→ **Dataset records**

··········

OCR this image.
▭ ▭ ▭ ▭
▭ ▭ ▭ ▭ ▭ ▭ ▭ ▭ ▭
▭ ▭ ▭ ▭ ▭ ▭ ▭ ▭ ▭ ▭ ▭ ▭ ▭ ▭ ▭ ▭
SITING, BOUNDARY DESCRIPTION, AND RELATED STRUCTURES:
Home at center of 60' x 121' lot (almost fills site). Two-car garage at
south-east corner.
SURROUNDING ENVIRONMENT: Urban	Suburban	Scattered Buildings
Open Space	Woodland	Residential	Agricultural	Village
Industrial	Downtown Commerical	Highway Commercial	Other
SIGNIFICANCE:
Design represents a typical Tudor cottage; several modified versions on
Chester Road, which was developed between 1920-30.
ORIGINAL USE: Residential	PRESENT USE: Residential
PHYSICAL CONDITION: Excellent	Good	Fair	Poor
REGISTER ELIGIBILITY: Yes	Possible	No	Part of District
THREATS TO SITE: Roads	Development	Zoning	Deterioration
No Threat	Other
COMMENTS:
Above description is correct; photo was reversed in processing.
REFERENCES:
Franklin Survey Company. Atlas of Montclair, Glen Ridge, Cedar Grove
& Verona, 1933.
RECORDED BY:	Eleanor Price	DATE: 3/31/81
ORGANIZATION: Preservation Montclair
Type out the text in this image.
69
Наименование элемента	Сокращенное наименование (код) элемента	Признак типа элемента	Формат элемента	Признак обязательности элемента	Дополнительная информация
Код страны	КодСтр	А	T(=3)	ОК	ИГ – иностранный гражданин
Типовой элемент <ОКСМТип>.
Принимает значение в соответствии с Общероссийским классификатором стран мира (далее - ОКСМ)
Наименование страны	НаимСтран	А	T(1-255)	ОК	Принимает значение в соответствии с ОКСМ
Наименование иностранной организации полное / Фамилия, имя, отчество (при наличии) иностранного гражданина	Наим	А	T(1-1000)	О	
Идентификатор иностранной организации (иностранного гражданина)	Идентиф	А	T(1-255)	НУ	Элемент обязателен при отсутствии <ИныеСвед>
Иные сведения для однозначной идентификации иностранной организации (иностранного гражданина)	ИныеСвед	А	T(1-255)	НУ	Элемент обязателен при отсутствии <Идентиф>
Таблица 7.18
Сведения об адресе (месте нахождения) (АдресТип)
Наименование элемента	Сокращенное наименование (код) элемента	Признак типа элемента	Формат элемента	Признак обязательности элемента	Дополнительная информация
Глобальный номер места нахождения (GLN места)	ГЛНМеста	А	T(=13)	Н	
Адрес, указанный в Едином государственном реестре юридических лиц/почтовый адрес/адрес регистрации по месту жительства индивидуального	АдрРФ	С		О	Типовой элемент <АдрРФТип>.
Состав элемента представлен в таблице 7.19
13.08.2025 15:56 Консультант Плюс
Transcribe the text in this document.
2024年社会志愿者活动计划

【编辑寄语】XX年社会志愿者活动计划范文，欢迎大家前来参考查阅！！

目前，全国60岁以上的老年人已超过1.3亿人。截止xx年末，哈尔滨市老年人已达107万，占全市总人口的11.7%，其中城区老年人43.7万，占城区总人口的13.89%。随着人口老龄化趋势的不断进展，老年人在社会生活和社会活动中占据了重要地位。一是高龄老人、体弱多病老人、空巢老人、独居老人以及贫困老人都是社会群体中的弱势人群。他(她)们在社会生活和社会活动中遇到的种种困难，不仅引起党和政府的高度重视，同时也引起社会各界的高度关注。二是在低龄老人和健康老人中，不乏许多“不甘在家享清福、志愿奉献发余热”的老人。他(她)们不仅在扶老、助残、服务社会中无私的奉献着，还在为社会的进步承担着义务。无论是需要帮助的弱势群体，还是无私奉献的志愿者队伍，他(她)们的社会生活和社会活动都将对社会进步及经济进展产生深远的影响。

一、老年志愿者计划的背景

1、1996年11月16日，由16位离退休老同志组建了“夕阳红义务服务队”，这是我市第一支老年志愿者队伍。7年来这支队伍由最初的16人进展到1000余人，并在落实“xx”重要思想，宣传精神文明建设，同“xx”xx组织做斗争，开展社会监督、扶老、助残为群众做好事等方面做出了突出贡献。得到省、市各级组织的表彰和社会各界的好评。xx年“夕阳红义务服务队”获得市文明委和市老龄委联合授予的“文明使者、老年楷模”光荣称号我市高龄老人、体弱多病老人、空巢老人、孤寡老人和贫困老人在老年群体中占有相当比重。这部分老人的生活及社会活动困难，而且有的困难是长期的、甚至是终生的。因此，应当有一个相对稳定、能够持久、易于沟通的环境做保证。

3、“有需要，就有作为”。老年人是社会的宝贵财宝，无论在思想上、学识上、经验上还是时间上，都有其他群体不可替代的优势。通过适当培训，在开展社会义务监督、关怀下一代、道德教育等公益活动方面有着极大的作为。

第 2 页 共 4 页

··········

Write out all the entries exactly.

OCR this image.
▭ ▭ ▭ ▭
▭ ▭ ▭ ▭ ▭ ▭ ▭ ▭ ▭
▭ ▭ ▭ ▭ ▭ ▭ ▭ ▭ ▭ ▭ ▭ ▭ ▭ ▭ ▭ ▭
SITING, BOUNDARY DESCRIPTION, AND RELATED STRUCTURES:
Home at center of 60' x 121' lot (almost fills site). Two-car garage at
south-east corner.
SURROUNDING ENVIRONMENT: Urban	Suburban	Scattered Buildings
Open Space	Woodland	Residential	Agricultural	Village
Industrial	Downtown Commerical	Highway Commercial	Other
SIGNIFICANCE:
Design represents a typical Tudor cottage; several modified versions on
Chester Road, which was developed between 1920-30.
ORIGINAL USE: Residential	PRESENT USE: Residential
PHYSICAL CONDITION: Excellent	Good	Fair	Poor
REGISTER ELIGIBILITY: Yes	Possible	No	Part of District
THREATS TO SITE: Roads	Development	Zoning	Deterioration
No Threat	Other
COMMENTS:
Above description is correct; photo was reversed in processing.
REFERENCES:
Franklin Survey Company. Atlas of Montclair, Glen Ridge, Cedar Grove
& Verona, 1933.
RECORDED BY:	Eleanor Price	DATE: 3/31/81
ORGANIZATION: Preservation Montclair
Type out the text in this image.
69
Наименование элемента	Сокращенное наименование (код) элемента	Признак типа элемента	Формат элемента	Признак обязательности элемента	Дополнительная информация
Код страны	КодСтр	А	T(=3)	ОК	ИГ – иностранный гражданин
Типовой элемент <ОКСМТип>.
Принимает значение в соответствии с Общероссийским классификатором стран мира (далее - ОКСМ)
Наименование страны	НаимСтран	А	T(1-255)	ОК	Принимает значение в соответствии с ОКСМ
Наименование иностранной организации полное / Фамилия, имя, отчество (при наличии) иностранного гражданина	Наим	А	T(1-1000)	О	
Идентификатор иностранной организации (иностранного гражданина)	Идентиф	А	T(1-255)	НУ	Элемент обязателен при отсутствии <ИныеСвед>
Иные сведения для однозначной идентификации иностранной организации (иностранного гражданина)	ИныеСвед	А	T(1-255)	НУ	Элемент обязателен при отсутствии <Идентиф>
Таблица 7.18
Сведения об адресе (месте нахождения) (АдресТип)
Наименование элемента	Сокращенное наименование (код) элемента	Признак типа элемента	Формат элемента	Признак обязательности элемента	Дополнительная информация
Глобальный номер места нахождения (GLN места)	ГЛНМеста	А	T(=13)	Н	
Адрес, указанный в Едином государственном реестре юридических лиц/почтовый адрес/адрес регистрации по месту жительства индивидуального	АдрРФ	С		О	Типовой элемент <АдрРФТип>.
Состав элемента представлен в таблице 7.19
13.08.2025 15:56 Консультант Плюс
Transcribe the text in this document.
2024年社会志愿者活动计划

【编辑寄语】XX年社会志愿者活动计划范文，欢迎大家前来参考查阅！！

目前，全国60岁以上的老年人已超过1.3亿人。截止xx年末，哈尔滨市老年人已达107万，占全市总人口的11.7%，其中城区老年人43.7万，占城区总人口的13.89%。随着人口老龄化趋势的不断进展，老年人在社会生活和社会活动中占据了重要地位。一是高龄老人、体弱多病老人、空巢老人、独居老人以及贫困老人都是社会群体中的弱势人群。他(她)们在社会生活和社会活动中遇到的种种困难，不仅引起党和政府的高度重视，同时也引起社会各界的高度关注。二是在低龄老人和健康老人中，不乏许多“不甘在家享清福、志愿奉献发余热”的老人。他(她)们不仅在扶老、助残、服务社会中无私的奉献着，还在为社会的进步承担着义务。无论是需要帮助的弱势群体，还是无私奉献的志愿者队伍，他(她)们的社会生活和社会活动都将对社会进步及经济进展产生深远的影响。

一、老年志愿者计划的背景

1、1996年11月16日，由16位离退休老同志组建了“夕阳红义务服务队”，这是我市第一支老年志愿者队伍。7年来这支队伍由最初的16人进展到1000余人，并在落实“xx”重要思想，宣传精神文明建设，同“xx”xx组织做斗争，开展社会监督、扶老、助残为群众做好事等方面做出了突出贡献。得到省、市各级组织的表彰和社会各界的好评。xx年“夕阳红义务服务队”获得市文明委和市老龄委联合授予的“文明使者、老年楷模”光荣称号我市高龄老人、体弱多病老人、空巢老人、孤寡老人和贫困老人在老年群体中占有相当比重。这部分老人的生活及社会活动困难，而且有的困难是长期的、甚至是终生的。因此，应当有一个相对稳定、能够持久、易于沟通的环境做保证。

3、“有需要，就有作为”。老年人是社会的宝贵财宝，无论在思想上、学识上、经验上还是时间上，都有其他群体不可替代的优势。通过适当培训，在开展社会义务监督、关怀下一代、道德教育等公益活动方面有着极大的作为。

第 2 页 共 4 页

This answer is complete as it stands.